In this article, we argued that clinical ethicists can employ dialogical CES to support healthcare organizations in developing diversity statements in a participatory way. We explored what such a process may look like in practice. Taking a dialogical approach to developing diversity statements in healthcare organizations is important for facilitating more participation, diversity-responsiveness, and social justice and increasing the possibility for social impact. By engaging in dialogue with as many stakeholders as possible, more voices of those impacted by organizational policymaking can be included and epistemic injustice can be addressed.

We presented a case example in which a diversity statement pertaining to cultural, religious, and sexual diversity was developed for the elderly care context of a large long-term care organization by using a pragmatic, dialogical approach to CES. Specifically, we engaged in a dialogical process that consisted of one SD and two Socratic explorations with twelve team managers and their director, as well as client representatives. Between these sessions, additional stakeholders participated by providing feedback and reflecting on the preliminary outcomes of these dialogues.

━━━━━━━━━━

▶ [PROBLEM 1]:
List the kinds of diversity the statement in the diversity statement text covers.
▶ [PROBLEM 2]:
Carry on the text about developing diversity statements through dialogue, starting after its final sentence.
None of the data that follows is needed for the tasks.

━━━━━━━━━━

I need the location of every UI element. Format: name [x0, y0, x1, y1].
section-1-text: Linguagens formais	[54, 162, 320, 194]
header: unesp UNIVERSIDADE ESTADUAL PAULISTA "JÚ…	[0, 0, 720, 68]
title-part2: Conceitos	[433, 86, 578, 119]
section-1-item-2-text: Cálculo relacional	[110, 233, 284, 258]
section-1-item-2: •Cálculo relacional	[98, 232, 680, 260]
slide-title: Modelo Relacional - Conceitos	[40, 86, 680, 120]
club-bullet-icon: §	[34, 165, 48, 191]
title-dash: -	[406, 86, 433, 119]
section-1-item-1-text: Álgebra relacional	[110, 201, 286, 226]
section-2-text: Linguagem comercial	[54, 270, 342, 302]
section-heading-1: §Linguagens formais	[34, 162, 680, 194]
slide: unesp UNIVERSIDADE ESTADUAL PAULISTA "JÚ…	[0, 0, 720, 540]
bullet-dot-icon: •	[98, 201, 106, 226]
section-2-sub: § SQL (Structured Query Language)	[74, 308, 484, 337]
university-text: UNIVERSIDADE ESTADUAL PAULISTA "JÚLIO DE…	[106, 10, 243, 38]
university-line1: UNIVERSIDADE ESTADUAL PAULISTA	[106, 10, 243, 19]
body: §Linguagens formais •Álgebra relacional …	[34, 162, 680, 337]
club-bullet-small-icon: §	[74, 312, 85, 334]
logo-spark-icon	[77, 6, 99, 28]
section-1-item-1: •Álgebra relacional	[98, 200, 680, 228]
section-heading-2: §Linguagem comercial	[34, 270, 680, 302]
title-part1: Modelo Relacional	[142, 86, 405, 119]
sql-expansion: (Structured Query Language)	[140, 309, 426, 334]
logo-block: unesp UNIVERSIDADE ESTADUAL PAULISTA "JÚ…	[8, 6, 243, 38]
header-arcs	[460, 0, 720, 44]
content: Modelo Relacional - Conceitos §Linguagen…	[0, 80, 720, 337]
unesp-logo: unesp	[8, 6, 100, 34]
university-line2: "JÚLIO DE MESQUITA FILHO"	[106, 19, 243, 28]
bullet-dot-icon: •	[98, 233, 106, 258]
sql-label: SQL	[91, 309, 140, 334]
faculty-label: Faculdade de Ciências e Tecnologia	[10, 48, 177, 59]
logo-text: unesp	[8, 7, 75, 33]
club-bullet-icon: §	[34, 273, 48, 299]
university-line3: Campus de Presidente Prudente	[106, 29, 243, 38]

━━━━━━━━━━

▶ [RESULT 1]:
Cultural, religious, sexual

▶ [RESULT 2]:
From our explorations, we learn that it is challenging, and—from a theoretical perspective—possibly impossible, to attain ideals on power-free discourse, participation, and inclusion when developing diversity statements in practical settings. However, clinical ethicists may have a key role in striving toward these ideals: by facilitating a dialogical process that is as open, honest, and participatory as possible and in creating a space in which various (systemic) constraints such as hierarchy, scarce resources, power differences, organizational agendas, and inclusion and exclusion mechanisms are reflected upon. Ethicists ought to continuously reflect on the ambivalence of their role as clinical ethicists and service providers, their relationships with “clients,” and on their approach to stakeholder inclusion and participation, especially in a context where limitations in time and resources exist. Also they ought to facilitate reflection among participants about these issues.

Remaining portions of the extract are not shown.